Task material:
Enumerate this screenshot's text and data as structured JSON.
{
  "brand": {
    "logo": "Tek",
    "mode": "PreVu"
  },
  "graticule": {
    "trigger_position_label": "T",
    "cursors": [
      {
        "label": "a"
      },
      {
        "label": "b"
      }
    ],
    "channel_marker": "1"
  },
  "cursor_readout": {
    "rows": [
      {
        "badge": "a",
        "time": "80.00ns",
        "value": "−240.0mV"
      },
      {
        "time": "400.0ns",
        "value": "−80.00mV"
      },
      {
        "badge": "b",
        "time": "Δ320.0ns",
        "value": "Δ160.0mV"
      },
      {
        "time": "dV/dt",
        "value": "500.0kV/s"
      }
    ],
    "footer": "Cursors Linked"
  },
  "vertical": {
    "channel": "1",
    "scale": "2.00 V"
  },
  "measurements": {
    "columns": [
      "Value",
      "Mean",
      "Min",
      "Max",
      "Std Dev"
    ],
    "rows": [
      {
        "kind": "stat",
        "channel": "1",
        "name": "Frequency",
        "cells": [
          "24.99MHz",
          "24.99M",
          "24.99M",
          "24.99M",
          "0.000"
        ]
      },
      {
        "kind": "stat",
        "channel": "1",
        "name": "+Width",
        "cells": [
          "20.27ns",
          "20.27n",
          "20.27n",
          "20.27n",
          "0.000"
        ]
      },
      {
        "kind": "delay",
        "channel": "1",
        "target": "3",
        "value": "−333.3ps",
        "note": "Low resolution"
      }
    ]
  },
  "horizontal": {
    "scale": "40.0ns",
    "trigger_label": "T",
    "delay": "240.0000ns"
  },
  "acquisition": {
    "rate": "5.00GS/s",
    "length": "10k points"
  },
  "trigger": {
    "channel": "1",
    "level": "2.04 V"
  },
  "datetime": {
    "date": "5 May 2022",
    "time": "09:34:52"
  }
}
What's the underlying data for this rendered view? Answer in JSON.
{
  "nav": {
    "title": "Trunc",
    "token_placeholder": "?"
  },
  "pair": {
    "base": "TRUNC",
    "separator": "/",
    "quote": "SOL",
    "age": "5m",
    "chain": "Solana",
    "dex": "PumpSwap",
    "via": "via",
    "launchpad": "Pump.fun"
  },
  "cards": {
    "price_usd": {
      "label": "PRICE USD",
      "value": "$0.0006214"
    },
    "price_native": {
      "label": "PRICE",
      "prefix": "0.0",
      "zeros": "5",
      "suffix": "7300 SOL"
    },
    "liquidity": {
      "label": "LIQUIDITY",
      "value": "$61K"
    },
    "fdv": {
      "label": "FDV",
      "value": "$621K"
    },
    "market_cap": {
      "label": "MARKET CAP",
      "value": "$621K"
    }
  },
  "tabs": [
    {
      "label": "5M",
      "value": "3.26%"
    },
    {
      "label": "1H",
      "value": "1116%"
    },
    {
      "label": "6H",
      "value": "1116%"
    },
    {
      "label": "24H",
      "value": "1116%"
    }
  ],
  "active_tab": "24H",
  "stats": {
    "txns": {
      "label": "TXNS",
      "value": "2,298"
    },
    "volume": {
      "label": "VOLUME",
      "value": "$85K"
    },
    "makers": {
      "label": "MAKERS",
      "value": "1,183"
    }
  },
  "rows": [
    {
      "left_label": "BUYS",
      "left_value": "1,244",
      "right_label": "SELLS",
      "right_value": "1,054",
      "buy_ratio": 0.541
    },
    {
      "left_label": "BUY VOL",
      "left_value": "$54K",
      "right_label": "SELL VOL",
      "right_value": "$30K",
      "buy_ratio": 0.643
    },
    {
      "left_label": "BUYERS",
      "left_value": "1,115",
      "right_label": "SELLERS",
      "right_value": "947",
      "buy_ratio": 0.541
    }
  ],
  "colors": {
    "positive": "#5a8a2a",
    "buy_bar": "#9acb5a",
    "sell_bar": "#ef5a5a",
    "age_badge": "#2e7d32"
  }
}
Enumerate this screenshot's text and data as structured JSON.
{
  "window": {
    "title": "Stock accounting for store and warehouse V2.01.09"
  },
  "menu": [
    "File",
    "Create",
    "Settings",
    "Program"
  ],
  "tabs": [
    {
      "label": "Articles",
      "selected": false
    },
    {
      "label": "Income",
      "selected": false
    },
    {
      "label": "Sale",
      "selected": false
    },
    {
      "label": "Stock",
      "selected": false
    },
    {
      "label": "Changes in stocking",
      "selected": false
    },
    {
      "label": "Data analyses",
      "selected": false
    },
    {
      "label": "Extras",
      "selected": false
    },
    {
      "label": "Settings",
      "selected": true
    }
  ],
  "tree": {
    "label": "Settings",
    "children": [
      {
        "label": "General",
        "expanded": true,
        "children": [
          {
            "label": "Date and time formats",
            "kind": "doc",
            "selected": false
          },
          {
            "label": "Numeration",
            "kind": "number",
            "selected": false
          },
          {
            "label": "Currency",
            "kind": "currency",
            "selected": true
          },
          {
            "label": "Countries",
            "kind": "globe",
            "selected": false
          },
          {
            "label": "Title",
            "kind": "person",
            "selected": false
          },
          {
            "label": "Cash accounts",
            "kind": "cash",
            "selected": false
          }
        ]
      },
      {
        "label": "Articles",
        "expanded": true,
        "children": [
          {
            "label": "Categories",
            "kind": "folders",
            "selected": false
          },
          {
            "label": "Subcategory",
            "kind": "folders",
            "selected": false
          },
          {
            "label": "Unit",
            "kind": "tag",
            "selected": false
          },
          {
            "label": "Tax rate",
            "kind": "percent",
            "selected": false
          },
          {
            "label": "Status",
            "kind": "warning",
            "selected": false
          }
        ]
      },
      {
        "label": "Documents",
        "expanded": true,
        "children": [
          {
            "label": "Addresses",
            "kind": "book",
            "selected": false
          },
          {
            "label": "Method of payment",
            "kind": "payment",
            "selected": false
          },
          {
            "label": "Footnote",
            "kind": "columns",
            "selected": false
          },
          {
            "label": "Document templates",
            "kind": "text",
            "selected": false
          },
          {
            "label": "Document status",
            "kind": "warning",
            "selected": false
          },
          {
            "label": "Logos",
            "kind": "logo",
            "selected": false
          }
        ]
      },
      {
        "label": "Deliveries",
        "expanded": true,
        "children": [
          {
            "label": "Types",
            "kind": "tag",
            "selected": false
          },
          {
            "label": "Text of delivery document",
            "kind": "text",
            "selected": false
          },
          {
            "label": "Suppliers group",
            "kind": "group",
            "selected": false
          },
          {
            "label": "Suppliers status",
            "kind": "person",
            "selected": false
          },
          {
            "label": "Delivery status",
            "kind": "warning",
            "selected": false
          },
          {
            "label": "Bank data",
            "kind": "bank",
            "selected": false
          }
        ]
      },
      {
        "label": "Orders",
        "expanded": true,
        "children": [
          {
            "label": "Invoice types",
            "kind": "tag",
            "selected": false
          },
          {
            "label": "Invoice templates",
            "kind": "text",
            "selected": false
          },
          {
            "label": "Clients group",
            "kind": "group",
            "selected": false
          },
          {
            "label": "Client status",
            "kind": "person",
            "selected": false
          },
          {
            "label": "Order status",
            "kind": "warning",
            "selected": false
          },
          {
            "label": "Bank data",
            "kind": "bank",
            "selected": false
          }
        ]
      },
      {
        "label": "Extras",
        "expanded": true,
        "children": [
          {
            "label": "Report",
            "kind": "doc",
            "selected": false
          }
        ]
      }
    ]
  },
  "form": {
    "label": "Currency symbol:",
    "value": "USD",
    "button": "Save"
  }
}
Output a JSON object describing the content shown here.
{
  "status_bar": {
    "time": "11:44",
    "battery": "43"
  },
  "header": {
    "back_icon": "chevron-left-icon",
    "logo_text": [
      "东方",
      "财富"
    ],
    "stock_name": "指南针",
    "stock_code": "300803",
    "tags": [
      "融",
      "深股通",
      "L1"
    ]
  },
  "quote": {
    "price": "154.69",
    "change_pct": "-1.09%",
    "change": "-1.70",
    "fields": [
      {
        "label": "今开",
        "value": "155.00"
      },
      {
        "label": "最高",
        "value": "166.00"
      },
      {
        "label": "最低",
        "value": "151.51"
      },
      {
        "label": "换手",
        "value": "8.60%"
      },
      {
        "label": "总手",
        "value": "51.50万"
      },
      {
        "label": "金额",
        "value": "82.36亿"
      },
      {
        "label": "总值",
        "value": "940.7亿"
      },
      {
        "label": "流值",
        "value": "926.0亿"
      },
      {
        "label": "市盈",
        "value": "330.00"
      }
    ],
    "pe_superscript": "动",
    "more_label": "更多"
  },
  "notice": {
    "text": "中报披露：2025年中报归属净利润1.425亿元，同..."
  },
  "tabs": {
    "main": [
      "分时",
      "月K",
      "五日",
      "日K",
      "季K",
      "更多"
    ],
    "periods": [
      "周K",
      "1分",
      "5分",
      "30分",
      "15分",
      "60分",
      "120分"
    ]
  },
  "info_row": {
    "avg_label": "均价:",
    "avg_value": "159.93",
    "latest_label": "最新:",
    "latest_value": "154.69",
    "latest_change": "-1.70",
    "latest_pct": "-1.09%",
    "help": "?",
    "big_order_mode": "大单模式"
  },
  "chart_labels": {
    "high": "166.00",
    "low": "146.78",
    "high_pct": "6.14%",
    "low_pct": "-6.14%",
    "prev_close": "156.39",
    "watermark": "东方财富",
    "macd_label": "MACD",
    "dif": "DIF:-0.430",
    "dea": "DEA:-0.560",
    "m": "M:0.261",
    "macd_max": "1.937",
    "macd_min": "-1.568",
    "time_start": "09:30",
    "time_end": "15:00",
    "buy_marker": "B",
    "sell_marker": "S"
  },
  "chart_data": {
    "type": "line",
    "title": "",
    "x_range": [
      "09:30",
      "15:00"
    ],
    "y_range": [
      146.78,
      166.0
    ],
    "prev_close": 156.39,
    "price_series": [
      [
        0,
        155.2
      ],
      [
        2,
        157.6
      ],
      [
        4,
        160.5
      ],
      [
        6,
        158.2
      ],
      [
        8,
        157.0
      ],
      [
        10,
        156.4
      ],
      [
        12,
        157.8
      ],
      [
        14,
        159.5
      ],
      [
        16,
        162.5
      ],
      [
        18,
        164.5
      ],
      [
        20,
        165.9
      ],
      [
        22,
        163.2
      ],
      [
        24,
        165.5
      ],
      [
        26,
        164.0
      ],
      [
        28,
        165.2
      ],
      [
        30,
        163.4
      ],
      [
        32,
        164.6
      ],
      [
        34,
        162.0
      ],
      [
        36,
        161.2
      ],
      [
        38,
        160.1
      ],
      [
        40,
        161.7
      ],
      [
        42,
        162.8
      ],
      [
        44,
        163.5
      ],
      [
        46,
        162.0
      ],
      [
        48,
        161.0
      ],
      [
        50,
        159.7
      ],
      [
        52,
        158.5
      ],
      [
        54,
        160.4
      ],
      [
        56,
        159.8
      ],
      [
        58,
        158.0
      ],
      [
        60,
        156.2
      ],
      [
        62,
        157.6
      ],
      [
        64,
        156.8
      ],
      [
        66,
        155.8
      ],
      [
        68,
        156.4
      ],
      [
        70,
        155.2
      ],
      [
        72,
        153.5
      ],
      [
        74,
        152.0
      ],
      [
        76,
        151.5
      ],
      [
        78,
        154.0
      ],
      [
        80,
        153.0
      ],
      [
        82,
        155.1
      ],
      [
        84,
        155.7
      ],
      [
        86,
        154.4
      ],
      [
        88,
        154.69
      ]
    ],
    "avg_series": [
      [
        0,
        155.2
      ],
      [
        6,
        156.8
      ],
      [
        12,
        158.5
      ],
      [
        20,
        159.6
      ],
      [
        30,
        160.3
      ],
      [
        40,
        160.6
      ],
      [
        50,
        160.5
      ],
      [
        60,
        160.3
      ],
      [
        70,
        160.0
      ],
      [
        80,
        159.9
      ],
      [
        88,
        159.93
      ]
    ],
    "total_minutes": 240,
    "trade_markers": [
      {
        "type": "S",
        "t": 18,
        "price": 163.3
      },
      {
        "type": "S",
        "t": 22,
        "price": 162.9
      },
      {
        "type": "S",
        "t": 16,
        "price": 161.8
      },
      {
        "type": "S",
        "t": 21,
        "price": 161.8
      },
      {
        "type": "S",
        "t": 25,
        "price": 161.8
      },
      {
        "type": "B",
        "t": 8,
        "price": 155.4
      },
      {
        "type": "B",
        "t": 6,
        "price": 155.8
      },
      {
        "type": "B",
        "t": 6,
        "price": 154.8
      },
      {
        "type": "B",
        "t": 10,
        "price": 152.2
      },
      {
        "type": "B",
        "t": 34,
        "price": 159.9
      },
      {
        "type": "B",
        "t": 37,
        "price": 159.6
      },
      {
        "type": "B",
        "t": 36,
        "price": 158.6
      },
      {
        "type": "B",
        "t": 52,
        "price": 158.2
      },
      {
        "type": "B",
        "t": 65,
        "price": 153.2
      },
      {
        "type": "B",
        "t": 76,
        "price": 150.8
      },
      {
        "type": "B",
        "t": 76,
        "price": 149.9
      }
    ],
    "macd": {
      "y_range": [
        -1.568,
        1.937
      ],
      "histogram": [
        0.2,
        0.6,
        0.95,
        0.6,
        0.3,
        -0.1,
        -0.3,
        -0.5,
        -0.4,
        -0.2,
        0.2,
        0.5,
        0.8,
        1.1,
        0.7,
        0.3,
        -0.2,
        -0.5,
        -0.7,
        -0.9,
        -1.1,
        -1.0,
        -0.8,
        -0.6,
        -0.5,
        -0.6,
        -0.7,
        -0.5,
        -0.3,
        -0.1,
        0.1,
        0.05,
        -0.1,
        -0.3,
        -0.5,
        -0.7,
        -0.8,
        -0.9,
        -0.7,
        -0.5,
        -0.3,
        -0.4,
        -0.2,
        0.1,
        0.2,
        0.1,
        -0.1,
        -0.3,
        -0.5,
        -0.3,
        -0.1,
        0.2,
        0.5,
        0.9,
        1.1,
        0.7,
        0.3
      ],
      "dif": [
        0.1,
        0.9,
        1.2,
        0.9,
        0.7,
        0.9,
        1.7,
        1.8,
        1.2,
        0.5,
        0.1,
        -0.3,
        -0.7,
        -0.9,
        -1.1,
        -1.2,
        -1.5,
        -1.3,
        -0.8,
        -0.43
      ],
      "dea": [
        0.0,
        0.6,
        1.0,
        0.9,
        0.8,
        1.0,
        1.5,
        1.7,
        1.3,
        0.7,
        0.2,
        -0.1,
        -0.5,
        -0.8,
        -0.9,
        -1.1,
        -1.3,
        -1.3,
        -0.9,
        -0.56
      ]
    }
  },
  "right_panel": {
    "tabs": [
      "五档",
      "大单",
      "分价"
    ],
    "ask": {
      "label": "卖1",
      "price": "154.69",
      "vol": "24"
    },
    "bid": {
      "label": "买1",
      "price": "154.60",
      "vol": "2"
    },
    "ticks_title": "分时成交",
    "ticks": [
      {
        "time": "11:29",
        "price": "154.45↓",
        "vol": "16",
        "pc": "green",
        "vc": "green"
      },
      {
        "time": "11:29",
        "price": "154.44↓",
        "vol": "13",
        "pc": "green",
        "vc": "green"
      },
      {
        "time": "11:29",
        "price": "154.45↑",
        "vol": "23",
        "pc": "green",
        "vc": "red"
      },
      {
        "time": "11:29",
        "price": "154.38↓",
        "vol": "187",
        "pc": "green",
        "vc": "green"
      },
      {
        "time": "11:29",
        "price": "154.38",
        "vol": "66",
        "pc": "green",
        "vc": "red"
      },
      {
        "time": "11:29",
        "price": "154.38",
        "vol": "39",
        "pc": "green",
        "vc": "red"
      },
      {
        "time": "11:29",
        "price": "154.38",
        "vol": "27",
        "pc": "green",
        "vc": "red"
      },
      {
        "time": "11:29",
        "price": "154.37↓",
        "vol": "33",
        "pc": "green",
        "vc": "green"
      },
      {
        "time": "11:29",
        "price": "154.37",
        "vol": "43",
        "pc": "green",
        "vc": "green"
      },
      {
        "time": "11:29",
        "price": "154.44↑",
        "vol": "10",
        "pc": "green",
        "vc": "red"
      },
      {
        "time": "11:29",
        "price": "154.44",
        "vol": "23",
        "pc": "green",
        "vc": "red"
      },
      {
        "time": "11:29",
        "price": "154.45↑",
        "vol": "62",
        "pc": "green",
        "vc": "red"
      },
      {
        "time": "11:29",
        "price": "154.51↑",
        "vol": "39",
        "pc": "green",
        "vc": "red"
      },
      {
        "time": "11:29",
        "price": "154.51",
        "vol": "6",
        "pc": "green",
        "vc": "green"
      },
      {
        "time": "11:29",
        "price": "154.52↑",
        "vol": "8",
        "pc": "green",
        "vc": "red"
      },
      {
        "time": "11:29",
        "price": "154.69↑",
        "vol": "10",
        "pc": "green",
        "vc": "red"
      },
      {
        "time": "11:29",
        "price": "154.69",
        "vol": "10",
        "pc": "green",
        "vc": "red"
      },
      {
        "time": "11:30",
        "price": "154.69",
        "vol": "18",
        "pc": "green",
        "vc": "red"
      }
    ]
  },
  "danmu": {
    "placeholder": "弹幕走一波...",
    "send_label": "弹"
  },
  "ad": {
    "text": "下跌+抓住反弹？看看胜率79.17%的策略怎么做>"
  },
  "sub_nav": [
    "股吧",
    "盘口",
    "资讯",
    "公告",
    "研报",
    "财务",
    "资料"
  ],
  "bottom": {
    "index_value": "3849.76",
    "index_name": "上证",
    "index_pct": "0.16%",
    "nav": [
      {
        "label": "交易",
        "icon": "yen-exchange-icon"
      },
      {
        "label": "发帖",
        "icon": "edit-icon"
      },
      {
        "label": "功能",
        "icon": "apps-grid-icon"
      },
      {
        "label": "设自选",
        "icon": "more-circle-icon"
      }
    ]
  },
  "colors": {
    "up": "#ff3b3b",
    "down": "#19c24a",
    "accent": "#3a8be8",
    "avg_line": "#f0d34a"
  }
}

Work to complete:
Review the material and copy each line in which the word "group" appears.

Task answer:
            "label": "Suppliers group",
            "kind": "group",
            "label": "Clients group",
            "kind": "group",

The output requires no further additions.